* **SELECTED PASSAGE**
********
Candidate peptide vaccine induced protection against classical swine fever virus.

Former investigations demonstrated that the envelope glycoprotein E2 could protect pigs from classical swine fever virus (CSFV). Based on these findings, we prepared synthetic peptide vaccine using E2 N-terminal antigenic units B/C and hoped to induce protective activity against lethal challenge of virulent CSFV strain Shimen. Five overlapped peptides sequence-covering amino acids 693-777 on E2 of Shimen were synthesized and then conjugated with bovine serum albumin (BSA), respectively. In the vaccination course, the candidate peptide vaccines in combination (multi-peptide vaccine (MPV)) were applied for immunization of pigs (n=10) and induced strong antibody response against CSFV. It is subsequently demonstrated that this peptide vaccine could provide immunized pigs complete protection against lethal CSFV challenge as C-strain does, while all non-immunized pigs in negative control group manifested obvious typical symptoms and died during the second and third weeks after viral challenge. In order to confirm the neutralizing activity of the polyclonal antibodies induced by MPV, neutralization assay were carried out on rabbits. The live C-strain alone could ordinarily induce typical fever on rabbits. The typical fever of rabbits induced by the live C-strain could be inhibited by pre-incubation with the anti-sera (dilution 1:4 and 1:16) induced by MPV, but not inhibited by pre-incubation with the same anti-sera from which the antibodies against five peptides were removed by peptide-specific affinity chromatography, which indicates that these peptide-specific antibodies in the anti-sera induced by MPV provided protective activity against CSFV. Our finding provides a new way to develop marker vaccine against CSFV.
********
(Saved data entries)
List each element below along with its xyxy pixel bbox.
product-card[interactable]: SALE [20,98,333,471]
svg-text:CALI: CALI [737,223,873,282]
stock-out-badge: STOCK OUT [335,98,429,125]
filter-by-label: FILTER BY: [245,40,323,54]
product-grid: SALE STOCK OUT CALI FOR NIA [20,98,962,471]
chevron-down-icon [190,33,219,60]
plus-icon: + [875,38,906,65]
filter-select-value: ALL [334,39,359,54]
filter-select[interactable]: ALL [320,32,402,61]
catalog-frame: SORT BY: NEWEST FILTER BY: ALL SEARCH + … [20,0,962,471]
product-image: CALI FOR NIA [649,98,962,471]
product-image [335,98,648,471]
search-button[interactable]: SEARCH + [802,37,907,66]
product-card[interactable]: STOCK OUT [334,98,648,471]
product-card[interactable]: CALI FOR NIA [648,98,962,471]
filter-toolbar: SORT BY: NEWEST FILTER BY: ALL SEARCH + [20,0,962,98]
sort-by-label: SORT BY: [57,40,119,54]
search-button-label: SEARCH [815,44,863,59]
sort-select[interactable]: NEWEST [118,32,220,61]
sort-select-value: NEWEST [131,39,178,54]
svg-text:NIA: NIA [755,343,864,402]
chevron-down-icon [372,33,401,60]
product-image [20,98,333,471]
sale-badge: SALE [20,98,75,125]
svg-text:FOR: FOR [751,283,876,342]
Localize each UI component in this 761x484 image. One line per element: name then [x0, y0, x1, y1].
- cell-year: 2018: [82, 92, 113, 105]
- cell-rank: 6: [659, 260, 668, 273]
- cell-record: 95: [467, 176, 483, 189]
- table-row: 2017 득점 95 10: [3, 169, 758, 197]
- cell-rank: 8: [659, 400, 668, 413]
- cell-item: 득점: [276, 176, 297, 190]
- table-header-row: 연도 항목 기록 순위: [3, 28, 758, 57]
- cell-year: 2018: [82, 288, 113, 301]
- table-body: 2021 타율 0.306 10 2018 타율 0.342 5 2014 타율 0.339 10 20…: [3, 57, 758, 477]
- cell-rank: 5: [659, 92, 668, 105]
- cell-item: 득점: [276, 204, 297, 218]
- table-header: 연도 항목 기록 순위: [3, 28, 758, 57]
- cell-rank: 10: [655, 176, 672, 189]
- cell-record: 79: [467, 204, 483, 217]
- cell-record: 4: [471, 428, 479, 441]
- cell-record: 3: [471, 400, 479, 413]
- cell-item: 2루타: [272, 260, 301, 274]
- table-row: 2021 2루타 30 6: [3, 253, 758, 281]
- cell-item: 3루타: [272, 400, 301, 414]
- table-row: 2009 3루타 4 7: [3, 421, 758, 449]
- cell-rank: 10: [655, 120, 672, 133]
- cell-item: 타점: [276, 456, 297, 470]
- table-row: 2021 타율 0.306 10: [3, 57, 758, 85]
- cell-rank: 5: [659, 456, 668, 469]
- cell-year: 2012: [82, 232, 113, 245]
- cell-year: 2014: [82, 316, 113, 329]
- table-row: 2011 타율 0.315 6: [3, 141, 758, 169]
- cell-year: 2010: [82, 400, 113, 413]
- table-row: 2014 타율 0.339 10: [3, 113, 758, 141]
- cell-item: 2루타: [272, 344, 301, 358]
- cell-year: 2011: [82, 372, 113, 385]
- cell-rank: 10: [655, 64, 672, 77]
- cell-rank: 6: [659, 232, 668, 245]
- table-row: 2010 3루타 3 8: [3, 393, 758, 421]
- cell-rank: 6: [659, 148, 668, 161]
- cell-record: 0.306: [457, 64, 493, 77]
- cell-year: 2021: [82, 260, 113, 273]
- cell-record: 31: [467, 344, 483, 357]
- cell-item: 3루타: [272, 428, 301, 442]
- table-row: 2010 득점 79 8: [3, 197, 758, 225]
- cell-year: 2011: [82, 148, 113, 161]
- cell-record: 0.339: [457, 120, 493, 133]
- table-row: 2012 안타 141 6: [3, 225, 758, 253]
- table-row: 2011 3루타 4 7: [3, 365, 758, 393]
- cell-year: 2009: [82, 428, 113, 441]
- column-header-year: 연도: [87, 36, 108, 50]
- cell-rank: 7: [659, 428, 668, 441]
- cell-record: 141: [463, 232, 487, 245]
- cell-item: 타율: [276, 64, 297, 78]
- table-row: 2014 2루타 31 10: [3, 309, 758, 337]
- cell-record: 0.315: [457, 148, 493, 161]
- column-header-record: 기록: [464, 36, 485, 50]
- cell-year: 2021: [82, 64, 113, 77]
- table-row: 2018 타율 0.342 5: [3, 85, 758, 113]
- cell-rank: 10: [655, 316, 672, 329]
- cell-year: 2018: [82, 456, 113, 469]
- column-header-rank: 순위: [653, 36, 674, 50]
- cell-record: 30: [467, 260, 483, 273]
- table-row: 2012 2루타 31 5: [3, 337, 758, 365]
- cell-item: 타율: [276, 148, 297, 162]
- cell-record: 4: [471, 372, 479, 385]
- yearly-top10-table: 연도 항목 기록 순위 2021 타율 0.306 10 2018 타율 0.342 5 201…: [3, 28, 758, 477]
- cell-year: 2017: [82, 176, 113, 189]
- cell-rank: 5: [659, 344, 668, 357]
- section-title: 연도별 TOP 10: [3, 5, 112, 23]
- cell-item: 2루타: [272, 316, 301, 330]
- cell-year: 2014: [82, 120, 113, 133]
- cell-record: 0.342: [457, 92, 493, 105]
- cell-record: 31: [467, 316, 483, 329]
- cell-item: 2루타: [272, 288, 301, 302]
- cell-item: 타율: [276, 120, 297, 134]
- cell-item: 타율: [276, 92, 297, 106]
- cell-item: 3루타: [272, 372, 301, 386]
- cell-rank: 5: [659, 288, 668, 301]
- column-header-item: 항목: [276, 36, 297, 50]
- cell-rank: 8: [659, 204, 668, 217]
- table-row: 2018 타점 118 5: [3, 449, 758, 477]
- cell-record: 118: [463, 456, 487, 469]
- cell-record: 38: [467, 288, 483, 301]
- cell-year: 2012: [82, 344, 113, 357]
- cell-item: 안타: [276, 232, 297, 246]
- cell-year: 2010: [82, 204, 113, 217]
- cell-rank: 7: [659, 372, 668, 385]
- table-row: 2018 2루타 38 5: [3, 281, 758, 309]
********
Render this sentence from the classical swine fever vaccine abstract in Spanish: "The live C-strain alone could ordinarily induce typical fever on rabbits."

* **TASK SOLUTION**
La cepa C viva por sí sola podía inducir normalmente fiebre típica en los conejos.